REQUIRED WORK: Collect each line containing "name".

SUPPLIED RECORDS:

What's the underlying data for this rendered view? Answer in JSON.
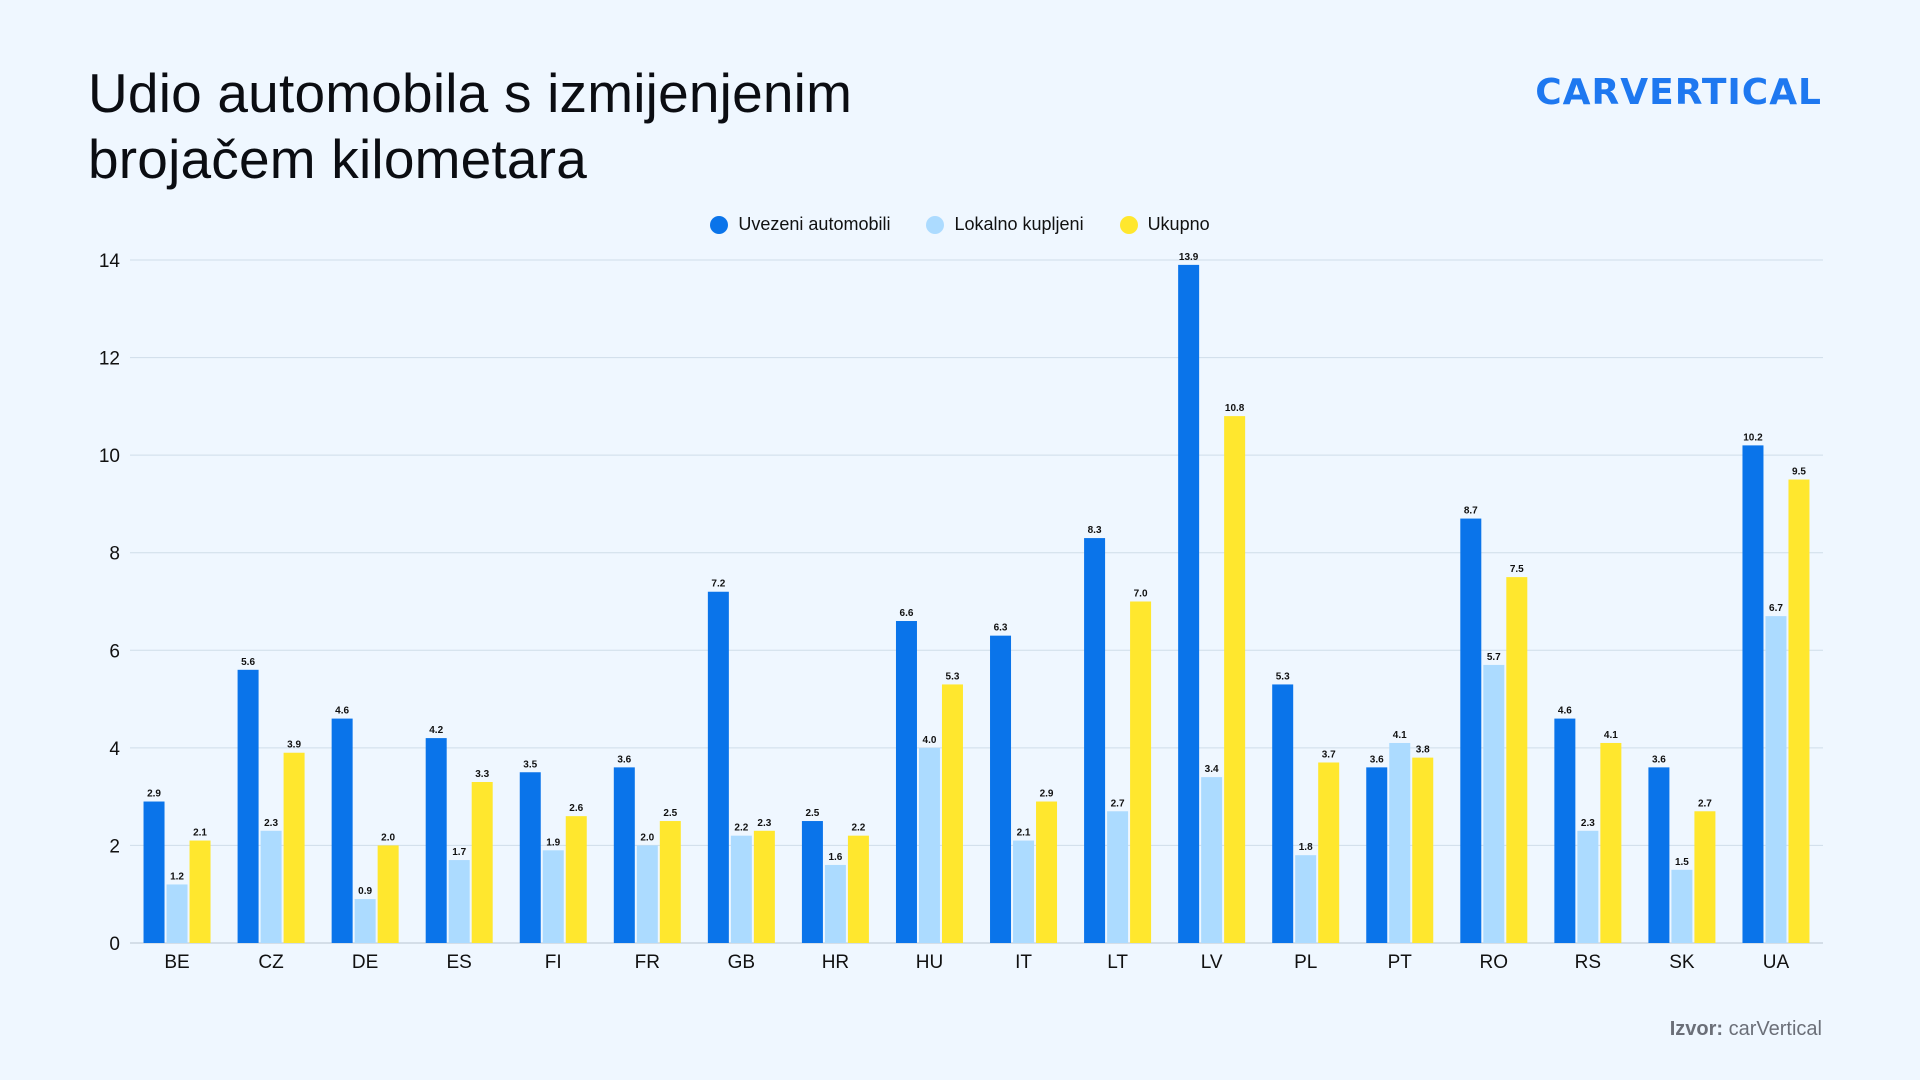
{
  "page": {
    "title_line1": "Udio automobila s izmijenjenim",
    "title_line2": "brojačem kilometara",
    "logo_text": "carVertical",
    "source_label": "Izvor:",
    "source_value": "carVertical"
  },
  "colors": {
    "background": "#eff7ff",
    "brand": "#1e78f0",
    "series_imported": "#0a74ea",
    "series_local": "#acdbff",
    "series_total": "#ffe72e",
    "grid": "#cfdde9"
  },
  "chart_data": {
    "type": "bar",
    "title": "Udio automobila s izmijenjenim brojačem kilometara",
    "xlabel": "",
    "ylabel": "",
    "ylim": [
      0,
      14
    ],
    "yticks": [
      0,
      2,
      4,
      6,
      8,
      10,
      12,
      14
    ],
    "grid": true,
    "legend_position": "top-center",
    "categories": [
      "BE",
      "CZ",
      "DE",
      "ES",
      "FI",
      "FR",
      "GB",
      "HR",
      "HU",
      "IT",
      "LT",
      "LV",
      "PL",
      "PT",
      "RO",
      "RS",
      "SK",
      "UA"
    ],
    "series": [
      {
        "name": "Uvezeni automobili",
        "color": "#0a74ea",
        "values": [
          2.9,
          5.6,
          4.6,
          4.2,
          3.5,
          3.6,
          7.2,
          2.5,
          6.6,
          6.3,
          8.3,
          13.9,
          5.3,
          3.6,
          8.7,
          4.6,
          3.6,
          10.2
        ]
      },
      {
        "name": "Lokalno kupljeni",
        "color": "#acdbff",
        "values": [
          1.2,
          2.3,
          0.9,
          1.7,
          1.9,
          2.0,
          2.2,
          1.6,
          4.0,
          2.1,
          2.7,
          3.4,
          1.8,
          4.1,
          5.7,
          2.3,
          1.5,
          6.7
        ]
      },
      {
        "name": "Ukupno",
        "color": "#ffe72e",
        "values": [
          2.1,
          3.9,
          2.0,
          3.3,
          2.6,
          2.5,
          2.3,
          2.2,
          5.3,
          2.9,
          7.0,
          10.8,
          3.7,
          3.8,
          7.5,
          4.1,
          2.7,
          9.5
        ]
      }
    ]
  }
}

RESPONSE FOR THIS EXERCISE:
        "name": "Uvezeni automobili",
        "name": "Lokalno kupljeni",
        "name": "Ukupno",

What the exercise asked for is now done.